■ **Input data**:
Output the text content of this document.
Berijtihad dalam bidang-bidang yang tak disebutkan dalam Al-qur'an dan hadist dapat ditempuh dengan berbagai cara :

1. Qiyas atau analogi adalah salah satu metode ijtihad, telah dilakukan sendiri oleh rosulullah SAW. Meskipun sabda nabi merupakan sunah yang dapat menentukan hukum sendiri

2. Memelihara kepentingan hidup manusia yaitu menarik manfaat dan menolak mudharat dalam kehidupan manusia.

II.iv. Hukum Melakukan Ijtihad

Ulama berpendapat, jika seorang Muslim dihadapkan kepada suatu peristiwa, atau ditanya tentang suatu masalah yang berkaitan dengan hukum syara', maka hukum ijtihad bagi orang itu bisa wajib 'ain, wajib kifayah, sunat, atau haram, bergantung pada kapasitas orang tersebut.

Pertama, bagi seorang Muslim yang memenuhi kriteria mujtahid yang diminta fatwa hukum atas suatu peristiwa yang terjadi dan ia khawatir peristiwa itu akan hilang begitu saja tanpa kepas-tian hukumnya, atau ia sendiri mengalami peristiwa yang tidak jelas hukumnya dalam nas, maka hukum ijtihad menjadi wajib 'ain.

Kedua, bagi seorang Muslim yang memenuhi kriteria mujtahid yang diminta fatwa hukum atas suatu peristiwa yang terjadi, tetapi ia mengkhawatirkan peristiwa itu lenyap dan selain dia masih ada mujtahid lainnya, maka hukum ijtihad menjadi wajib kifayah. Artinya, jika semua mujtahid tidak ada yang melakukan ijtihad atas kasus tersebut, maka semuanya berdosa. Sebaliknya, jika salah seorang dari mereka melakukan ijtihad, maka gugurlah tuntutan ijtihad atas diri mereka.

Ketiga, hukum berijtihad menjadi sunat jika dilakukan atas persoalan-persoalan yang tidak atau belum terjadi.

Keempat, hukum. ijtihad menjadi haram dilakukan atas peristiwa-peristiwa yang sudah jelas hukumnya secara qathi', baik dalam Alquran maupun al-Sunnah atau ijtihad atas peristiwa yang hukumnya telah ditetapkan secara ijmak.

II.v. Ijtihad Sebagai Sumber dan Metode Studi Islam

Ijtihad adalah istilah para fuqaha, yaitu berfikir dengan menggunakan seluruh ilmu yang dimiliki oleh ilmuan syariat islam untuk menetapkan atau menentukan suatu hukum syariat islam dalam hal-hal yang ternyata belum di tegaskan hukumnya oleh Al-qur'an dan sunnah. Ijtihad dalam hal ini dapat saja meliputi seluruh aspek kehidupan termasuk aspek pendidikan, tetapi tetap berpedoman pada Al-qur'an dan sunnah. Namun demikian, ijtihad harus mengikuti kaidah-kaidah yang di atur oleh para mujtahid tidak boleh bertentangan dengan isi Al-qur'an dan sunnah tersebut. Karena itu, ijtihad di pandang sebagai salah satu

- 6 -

* * *

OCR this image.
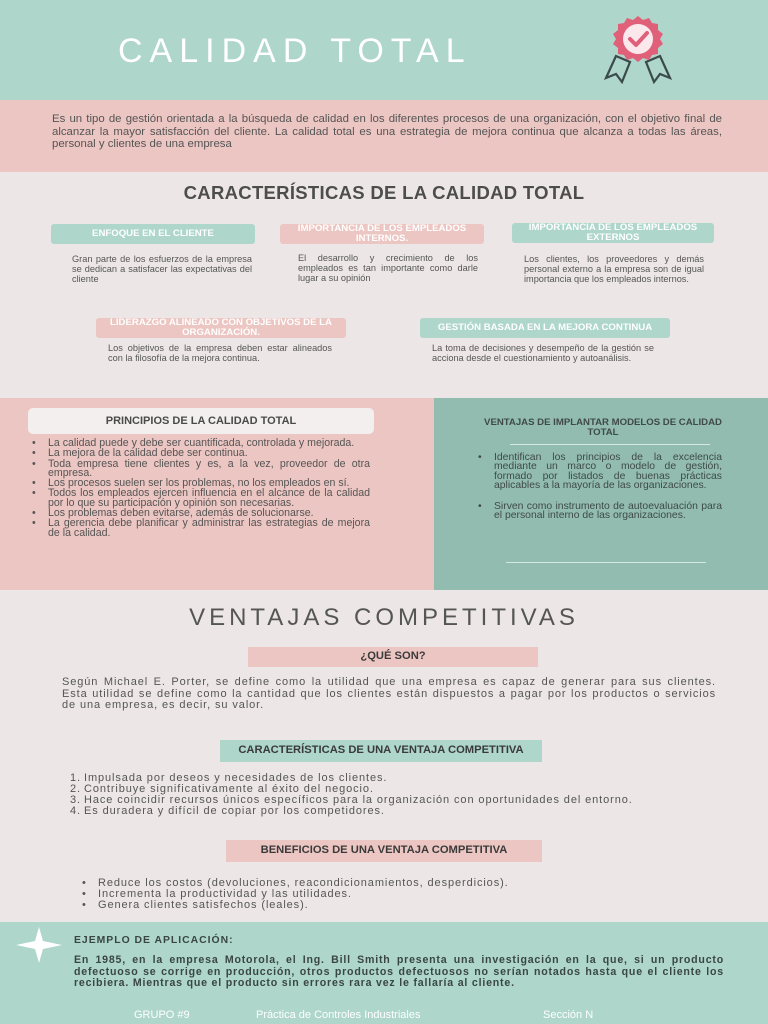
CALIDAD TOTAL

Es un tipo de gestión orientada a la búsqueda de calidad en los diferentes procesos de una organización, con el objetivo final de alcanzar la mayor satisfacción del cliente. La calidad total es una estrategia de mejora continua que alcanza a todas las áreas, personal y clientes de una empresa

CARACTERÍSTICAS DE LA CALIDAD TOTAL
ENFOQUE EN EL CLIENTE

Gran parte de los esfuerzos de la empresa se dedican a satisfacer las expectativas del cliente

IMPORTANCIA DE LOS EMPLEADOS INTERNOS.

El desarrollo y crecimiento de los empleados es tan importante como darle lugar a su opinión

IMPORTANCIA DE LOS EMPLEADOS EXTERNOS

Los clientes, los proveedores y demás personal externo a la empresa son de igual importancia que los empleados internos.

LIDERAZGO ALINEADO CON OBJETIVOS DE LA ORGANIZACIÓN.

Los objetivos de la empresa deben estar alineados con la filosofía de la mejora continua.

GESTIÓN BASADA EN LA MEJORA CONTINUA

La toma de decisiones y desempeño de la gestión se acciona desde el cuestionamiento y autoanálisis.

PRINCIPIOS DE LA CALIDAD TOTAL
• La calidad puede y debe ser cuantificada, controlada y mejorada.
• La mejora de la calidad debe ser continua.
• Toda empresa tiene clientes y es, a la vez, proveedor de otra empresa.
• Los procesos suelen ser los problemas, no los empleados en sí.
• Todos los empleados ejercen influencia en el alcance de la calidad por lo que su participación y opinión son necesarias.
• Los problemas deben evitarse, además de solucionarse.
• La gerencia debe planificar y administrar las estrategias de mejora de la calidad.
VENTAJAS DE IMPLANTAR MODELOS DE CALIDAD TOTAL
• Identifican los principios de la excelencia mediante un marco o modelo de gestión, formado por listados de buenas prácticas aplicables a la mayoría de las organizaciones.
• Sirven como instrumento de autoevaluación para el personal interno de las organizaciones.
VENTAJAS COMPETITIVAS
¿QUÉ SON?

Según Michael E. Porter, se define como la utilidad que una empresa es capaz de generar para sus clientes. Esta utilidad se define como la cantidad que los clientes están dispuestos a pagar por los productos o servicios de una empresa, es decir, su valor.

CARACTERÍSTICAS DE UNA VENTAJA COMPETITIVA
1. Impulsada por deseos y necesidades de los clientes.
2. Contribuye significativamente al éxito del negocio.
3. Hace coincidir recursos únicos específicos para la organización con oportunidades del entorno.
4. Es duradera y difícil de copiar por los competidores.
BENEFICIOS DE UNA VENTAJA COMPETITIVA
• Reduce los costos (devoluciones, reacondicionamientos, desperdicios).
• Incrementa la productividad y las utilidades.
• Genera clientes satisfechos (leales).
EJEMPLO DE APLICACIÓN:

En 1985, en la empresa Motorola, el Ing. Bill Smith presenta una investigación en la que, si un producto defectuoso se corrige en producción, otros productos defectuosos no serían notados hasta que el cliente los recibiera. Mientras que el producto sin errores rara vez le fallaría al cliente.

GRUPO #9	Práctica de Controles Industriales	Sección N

■ **What to work on**:
Report only the number of lines in the records that include the word "deben".

■ **Written solution**:
2